▸ **YOUR INSTRUCTIONS**:
Gather up the lines with the word "messieurs" in them.

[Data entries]

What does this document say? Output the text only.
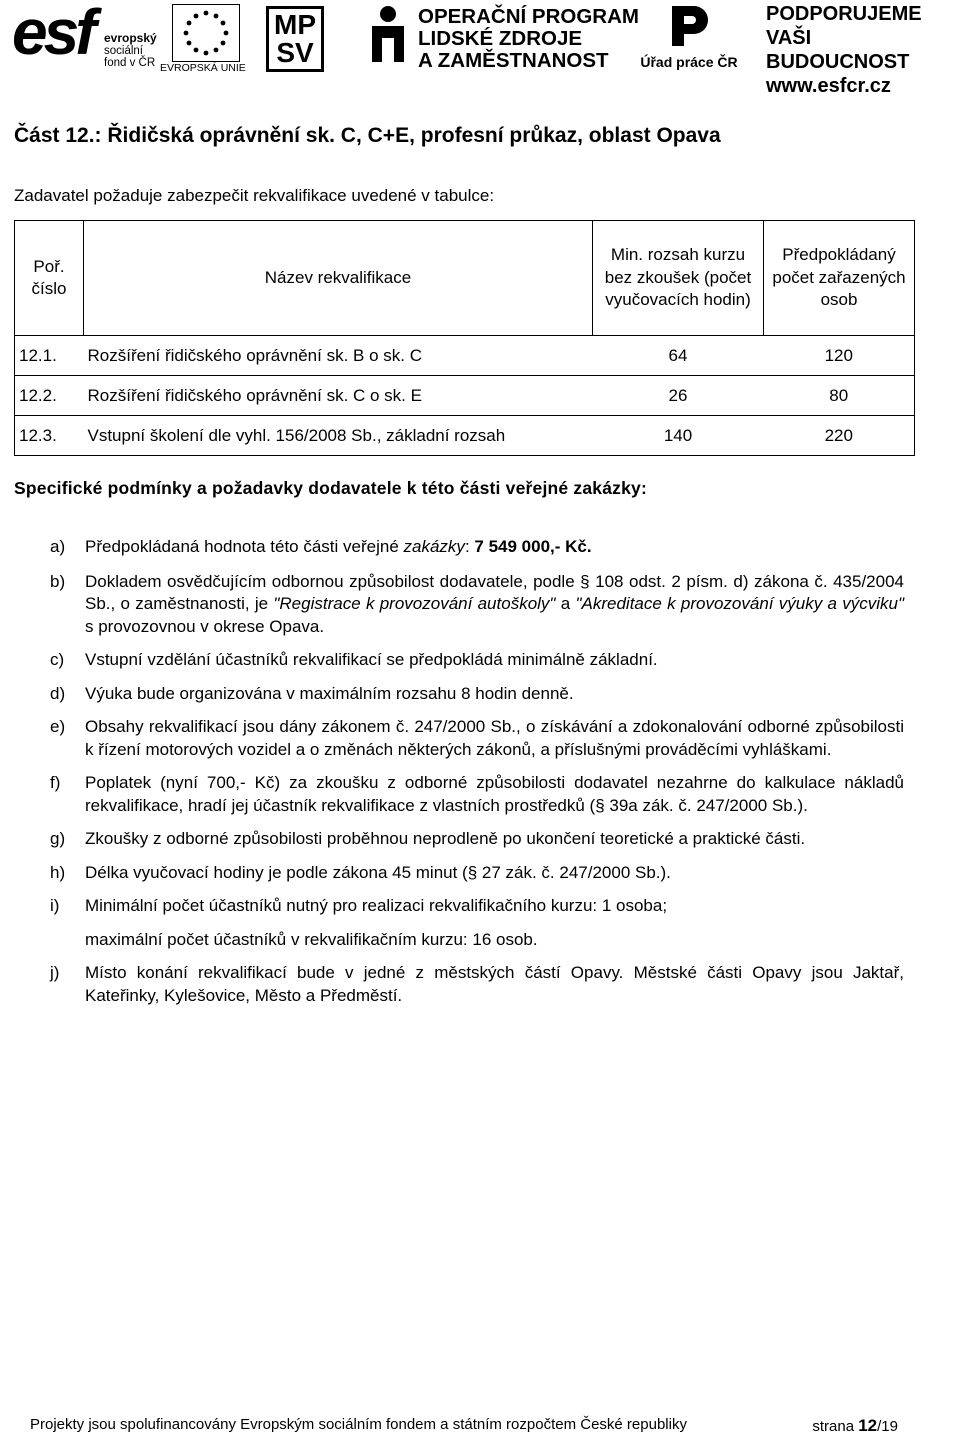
esf evropský
sociální
fond v ČR EVROPSKÁ UNIE
MP
SV
OPERAČNÍ PROGRAM
LIDSKÉ ZDROJE
A ZAMĚSTNANOST	Úřad práce ČR
PODPORUJEME
VAŠI BUDOUCNOST
www.esfcr.cz
Část 12.: Řidičská oprávnění sk. C, C+E, profesní průkaz, oblast Opava
Zadavatel požaduje zabezpečit rekvalifikace uvedené v tabulce:
Poř. číslo	Název rekvalifikace	Min. rozsah kurzu bez zkoušek (počet vyučovacích hodin)	Předpokládaný počet zařazených osob
12.1.	Rozšíření řidičského oprávnění sk. B o sk. C	64	120
12.2.	Rozšíření řidičského oprávnění sk. C o sk. E	26	80
12.3.	Vstupní školení dle vyhl. 156/2008 Sb., základní rozsah	140	220
Specifické podmínky a požadavky dodavatele k této části veřejné zakázky:
a) Předpokládaná hodnota této části veřejné zakázky: 7 549 000,- Kč.
b) Dokladem osvědčujícím odbornou způsobilost dodavatele, podle § 108 odst. 2 písm. d) zákona č. 435/2004 Sb., o zaměstnanosti, je "Registrace k provozování autoškoly" a "Akreditace k provozování výuky a výcviku" s provozovnou v okrese Opava.
c) Vstupní vzdělání účastníků rekvalifikací se předpokládá minimálně základní.
d) Výuka bude organizována v maximálním rozsahu 8 hodin denně.
e) Obsahy rekvalifikací jsou dány zákonem č. 247/2000 Sb., o získávání a zdokonalování odborné způsobilosti k řízení motorových vozidel a o změnách některých zákonů, a příslušnými prováděcími vyhláškami.
f) Poplatek (nyní 700,- Kč) za zkoušku z odborné způsobilosti dodavatel nezahrne do kalkulace nákladů rekvalifikace, hradí jej účastník rekvalifikace z vlastních prostředků (§ 39a zák. č. 247/2000 Sb.).
g) Zkoušky z odborné způsobilosti proběhnou neprodleně po ukončení teoretické a praktické části.
h) Délka vyučovací hodiny je podle zákona 45 minut (§ 27 zák. č. 247/2000 Sb.).
i) Minimální počet účastníků nutný pro realizaci rekvalifikačního kurzu: 1 osoba;
maximální počet účastníků v rekvalifikačním kurzu: 16 osob.
j) Místo konání rekvalifikací bude v jedné z městských částí Opavy. Městské části Opavy jsou Jaktař, Kateřinky, Kylešovice, Město a Předměstí.
Projekty jsou spolufinancovány Evropským sociálním fondem a státním rozpočtem České republiky	strana 12/19
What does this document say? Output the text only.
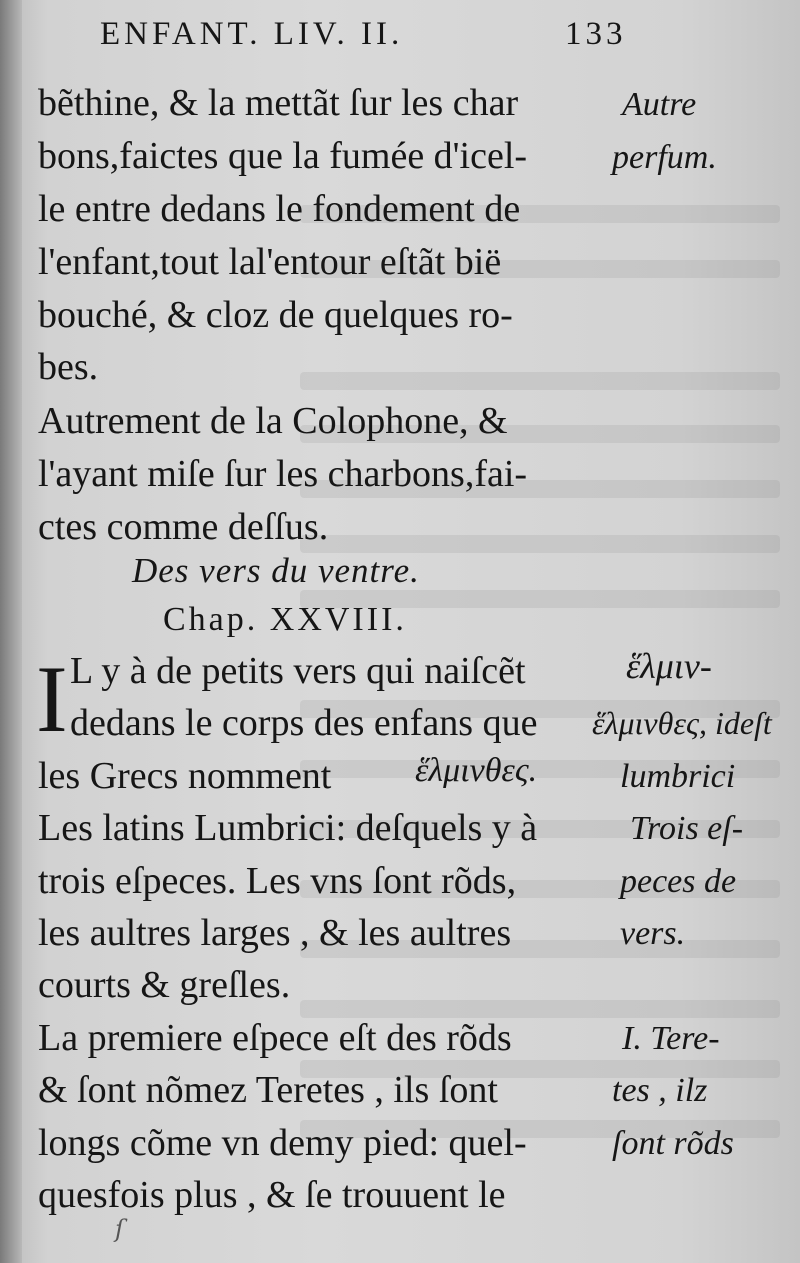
ENFANT. LIV. II.	133
bẽthine, & la mettãt ſur les char
bons,faictes que la fumée d'icel-
le entre dedans le fondement de
l'enfant,tout lal'entour eſtãt bië
bouché, & cloz de quelques ro-
bes.
Autrement de la Colophone, &
l'ayant miſe ſur les charbons,fai-
ctes comme deſſus.
Autre
perfum.
Des vers du ventre.
Chap. XXVIII.
I L y à de petits vers qui naiſcẽt
dedans le corps des enfans que
les Grecs nomment
Les latins Lumbrici: deſquels y à
trois eſpeces. Les vns ſont rõds,
les aultres larges , & les aultres
courts & greſles.
La premiere eſpece eſt des rõds
& ſont nõmez Teretes , ils ſont
longs cõme vn demy pied: quel-
quesfois plus , & ſe trouuent le
ἕλμιν-
ἕλμινθες.
ἕλμινθες, ideſt
lumbrici
Trois eſ-
peces de
vers.
I. Tere-
tes , ilz
ſont rõds
ſ
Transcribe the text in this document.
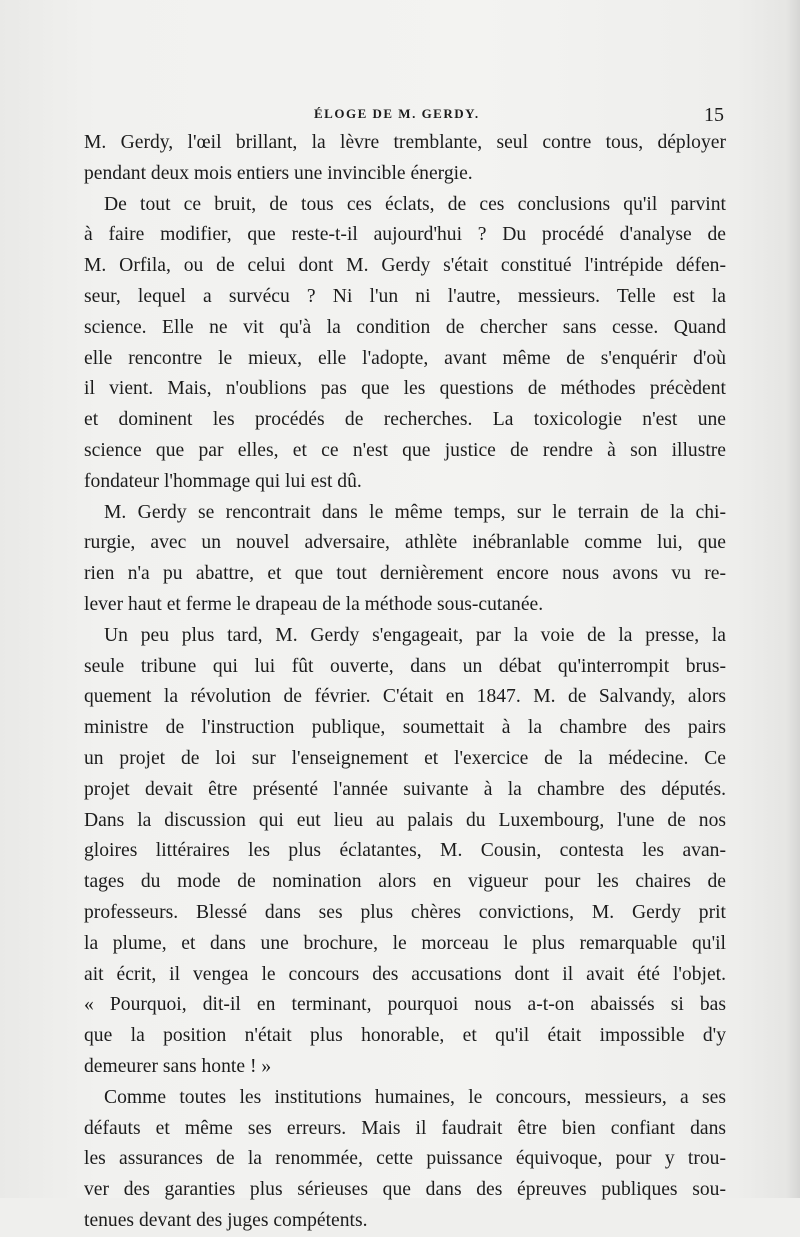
ÉLOGE DE M. GERDY.	15
M. Gerdy, l'œil brillant, la lèvre tremblante, seul contre tous, déployer
pendant deux mois entiers une invincible énergie.
De tout ce bruit, de tous ces éclats, de ces conclusions qu'il parvint
à faire modifier, que reste-t-il aujourd'hui ? Du procédé d'analyse de
M. Orfila, ou de celui dont M. Gerdy s'était constitué l'intrépide défen-
seur, lequel a survécu ? Ni l'un ni l'autre, messieurs. Telle est la
science. Elle ne vit qu'à la condition de chercher sans cesse. Quand
elle rencontre le mieux, elle l'adopte, avant même de s'enquérir d'où
il vient. Mais, n'oublions pas que les questions de méthodes précèdent
et dominent les procédés de recherches. La toxicologie n'est une
science que par elles, et ce n'est que justice de rendre à son illustre
fondateur l'hommage qui lui est dû.
M. Gerdy se rencontrait dans le même temps, sur le terrain de la chi-
rurgie, avec un nouvel adversaire, athlète inébranlable comme lui, que
rien n'a pu abattre, et que tout dernièrement encore nous avons vu re-
lever haut et ferme le drapeau de la méthode sous-cutanée.
Un peu plus tard, M. Gerdy s'engageait, par la voie de la presse, la
seule tribune qui lui fût ouverte, dans un débat qu'interrompit brus-
quement la révolution de février. C'était en 1847. M. de Salvandy, alors
ministre de l'instruction publique, soumettait à la chambre des pairs
un projet de loi sur l'enseignement et l'exercice de la médecine. Ce
projet devait être présenté l'année suivante à la chambre des députés.
Dans la discussion qui eut lieu au palais du Luxembourg, l'une de nos
gloires littéraires les plus éclatantes, M. Cousin, contesta les avan-
tages du mode de nomination alors en vigueur pour les chaires de
professeurs. Blessé dans ses plus chères convictions, M. Gerdy prit
la plume, et dans une brochure, le morceau le plus remarquable qu'il
ait écrit, il vengea le concours des accusations dont il avait été l'objet.
« Pourquoi, dit-il en terminant, pourquoi nous a-t-on abaissés si bas
que la position n'était plus honorable, et qu'il était impossible d'y
demeurer sans honte ! »
Comme toutes les institutions humaines, le concours, messieurs, a ses
défauts et même ses erreurs. Mais il faudrait être bien confiant dans
les assurances de la renommée, cette puissance équivoque, pour y trou-
ver des garanties plus sérieuses que dans des épreuves publiques sou-
tenues devant des juges compétents.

▸ **OUTPUT BELOW**:
seur, lequel a survécu ? Ni l'un ni l'autre, messieurs. Telle est la
Comme toutes les institutions humaines, le concours, messieurs, a ses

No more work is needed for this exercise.